#### Document section
On January 20, 2021, during the presidential inauguration of Joe Biden, Jennifer Lopez performed some verses of the song as part of a medley with America the Beautiful. She excluded verses critical of the United States and interposed a Spanish-language translation of a portion of the Pledge of Allegiance.

Variations
As is the case with many well-known songs, it has been the subject of an enormous number of variations and parodies. They include:

Versions about other countries
Many variants of the song have been recorded with lyrics adjusted to fit diverse countries, regions, languages, and ethnic groups. They include:

Other variations 

The song has been recorded by many performers over the years, ranging from American Country legend Glen Campbell, hardcore band Hated Youth, all the way to Turkish performer Nuri Sesigüzel to reggae group The Melodians.

A few other notable recordings are by:
Peter, Paul and Mary – for their album Moving (1963)
Bing Crosby – for the album America, I Hear You Singing (1964)
The Seekers – in the album A World of Our Own (1965)
Connie Francis – included in her album Connie Francis and The Kids Next Door (1966)
Tennessee Ernie Ford – recorded for his album America the Beautiful (1970)
 David Carradine - in the soundtrack album of Bound for Glory, Woody Guthrie's biopic directed by Hal Ashby (1976)
 Greg & Steve - on their album, Holidays & Special Times (1989).
Sharon Jones & the Dap-Kings – in the album Naturally (2005).
Johnny Logan – on the album, Irishman in America (2008).
 Raffi – on his album, Love Bug (2014).

A version called "This badge is your badge", about FC United of Manchester, was written by fan Mickey O'Farrell, and is often sung by fans at the club's matches.

In film, television, internet, books, and advertising

The song has been sung by characters in many film and television productions, including Bob Roberts (1992), Stepmom (1998), Full House, The Luck of the Irish (a Disney Channel original movie), Up in the Air (2009) and by Renée Zellweger in the 2010 film My Own Love Song.

It has been parodied many times, including:
 A lyrically restored version of the song was featured in "Disneyland Showtime", a 1970 episode of The Wonderful World of Disney, performed by The Kids of the Kingdom with Jay and Donny Osmond. Here, the lyrics were changed to describe the many attractions and experiences at Disneyland.
########
#### Data rows
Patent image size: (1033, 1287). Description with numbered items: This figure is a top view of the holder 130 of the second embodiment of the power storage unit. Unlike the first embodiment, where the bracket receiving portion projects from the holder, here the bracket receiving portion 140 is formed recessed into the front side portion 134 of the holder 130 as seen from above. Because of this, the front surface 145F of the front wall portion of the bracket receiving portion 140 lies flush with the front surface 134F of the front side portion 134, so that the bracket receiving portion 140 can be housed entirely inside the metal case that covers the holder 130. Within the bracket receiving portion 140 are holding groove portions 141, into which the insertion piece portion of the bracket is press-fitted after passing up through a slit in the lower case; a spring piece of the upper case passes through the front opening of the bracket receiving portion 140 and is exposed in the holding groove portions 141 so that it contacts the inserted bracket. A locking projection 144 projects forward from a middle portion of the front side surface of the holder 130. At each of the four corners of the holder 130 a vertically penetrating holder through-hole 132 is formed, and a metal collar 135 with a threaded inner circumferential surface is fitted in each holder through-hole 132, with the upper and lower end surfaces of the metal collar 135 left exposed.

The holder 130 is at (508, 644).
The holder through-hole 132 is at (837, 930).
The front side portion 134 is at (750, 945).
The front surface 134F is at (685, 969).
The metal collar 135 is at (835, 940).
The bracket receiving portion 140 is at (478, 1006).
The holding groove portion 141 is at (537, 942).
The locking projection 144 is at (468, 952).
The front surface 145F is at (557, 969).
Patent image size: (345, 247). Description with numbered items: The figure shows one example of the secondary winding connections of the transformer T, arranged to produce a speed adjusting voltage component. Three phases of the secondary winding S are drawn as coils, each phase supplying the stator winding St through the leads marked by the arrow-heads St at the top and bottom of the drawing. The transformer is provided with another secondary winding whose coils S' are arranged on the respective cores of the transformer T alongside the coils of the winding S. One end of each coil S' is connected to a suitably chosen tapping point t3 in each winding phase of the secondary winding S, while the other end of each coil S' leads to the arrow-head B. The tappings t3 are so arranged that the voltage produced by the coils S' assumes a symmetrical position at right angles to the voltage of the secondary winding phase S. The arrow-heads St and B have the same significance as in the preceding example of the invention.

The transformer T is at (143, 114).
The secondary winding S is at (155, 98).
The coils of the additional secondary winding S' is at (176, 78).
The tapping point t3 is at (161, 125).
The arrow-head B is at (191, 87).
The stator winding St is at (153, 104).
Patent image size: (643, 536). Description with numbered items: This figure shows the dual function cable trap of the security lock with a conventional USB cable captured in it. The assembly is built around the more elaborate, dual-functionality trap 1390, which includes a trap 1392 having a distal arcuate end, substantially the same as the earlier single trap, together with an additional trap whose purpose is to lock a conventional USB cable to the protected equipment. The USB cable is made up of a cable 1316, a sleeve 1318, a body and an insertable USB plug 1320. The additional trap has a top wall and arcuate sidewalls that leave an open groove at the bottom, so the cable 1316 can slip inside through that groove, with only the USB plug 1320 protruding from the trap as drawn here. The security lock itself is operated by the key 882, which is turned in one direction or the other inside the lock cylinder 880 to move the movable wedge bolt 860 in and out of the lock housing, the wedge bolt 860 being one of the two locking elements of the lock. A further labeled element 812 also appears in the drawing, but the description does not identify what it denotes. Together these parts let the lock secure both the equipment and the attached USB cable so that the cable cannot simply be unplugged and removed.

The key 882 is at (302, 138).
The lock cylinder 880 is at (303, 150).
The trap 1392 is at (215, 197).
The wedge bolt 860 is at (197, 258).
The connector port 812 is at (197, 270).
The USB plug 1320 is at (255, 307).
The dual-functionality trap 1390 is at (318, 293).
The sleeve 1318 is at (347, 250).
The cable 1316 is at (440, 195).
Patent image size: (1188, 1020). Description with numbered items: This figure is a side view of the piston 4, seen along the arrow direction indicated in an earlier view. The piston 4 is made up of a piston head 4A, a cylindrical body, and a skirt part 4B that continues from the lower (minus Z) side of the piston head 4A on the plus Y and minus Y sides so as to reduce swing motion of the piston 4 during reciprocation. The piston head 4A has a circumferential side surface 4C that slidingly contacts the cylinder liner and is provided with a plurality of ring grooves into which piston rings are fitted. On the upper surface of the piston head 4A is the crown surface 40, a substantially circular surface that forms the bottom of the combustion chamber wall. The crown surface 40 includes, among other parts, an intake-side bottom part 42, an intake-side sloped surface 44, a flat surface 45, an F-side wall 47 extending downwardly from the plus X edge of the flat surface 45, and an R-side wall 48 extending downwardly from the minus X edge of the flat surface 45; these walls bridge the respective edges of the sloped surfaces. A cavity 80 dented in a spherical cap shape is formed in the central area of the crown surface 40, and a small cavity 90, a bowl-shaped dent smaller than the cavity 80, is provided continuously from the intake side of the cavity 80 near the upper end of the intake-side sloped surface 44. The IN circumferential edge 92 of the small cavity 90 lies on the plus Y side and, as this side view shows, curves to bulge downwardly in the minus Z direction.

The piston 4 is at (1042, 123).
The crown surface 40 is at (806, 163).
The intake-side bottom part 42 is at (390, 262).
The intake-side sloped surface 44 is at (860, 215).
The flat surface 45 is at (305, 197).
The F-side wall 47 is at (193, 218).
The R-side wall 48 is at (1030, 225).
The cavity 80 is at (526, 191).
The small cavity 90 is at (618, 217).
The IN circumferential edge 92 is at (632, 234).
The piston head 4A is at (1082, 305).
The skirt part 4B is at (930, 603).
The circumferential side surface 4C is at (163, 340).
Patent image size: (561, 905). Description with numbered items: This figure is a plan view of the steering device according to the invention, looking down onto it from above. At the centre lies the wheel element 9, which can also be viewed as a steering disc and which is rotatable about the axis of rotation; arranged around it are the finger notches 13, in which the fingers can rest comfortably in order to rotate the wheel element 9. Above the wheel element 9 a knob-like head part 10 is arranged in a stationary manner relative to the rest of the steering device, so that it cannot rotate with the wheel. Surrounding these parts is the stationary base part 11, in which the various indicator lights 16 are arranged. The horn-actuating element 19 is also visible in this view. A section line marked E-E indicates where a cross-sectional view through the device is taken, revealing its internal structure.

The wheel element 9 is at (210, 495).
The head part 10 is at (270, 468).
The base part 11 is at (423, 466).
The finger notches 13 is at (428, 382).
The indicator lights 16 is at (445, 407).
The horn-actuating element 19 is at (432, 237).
########
→ **To do**
[A] According to the song passage, who wrote the version called "This badge is your badge"?
[B] Write out the song passage between "A version called" and "the club's matches.", inclusive.
The records are not needed for this work.

→ **Task-by-task answers**
[A] Mickey O'Farrell, a fan of FC United of Manchester, wrote it.

[B]
A version called "This badge is your badge", about FC United of Manchester, was written by fan Mickey O'Farrell, and is often sung by fans at the club's matches.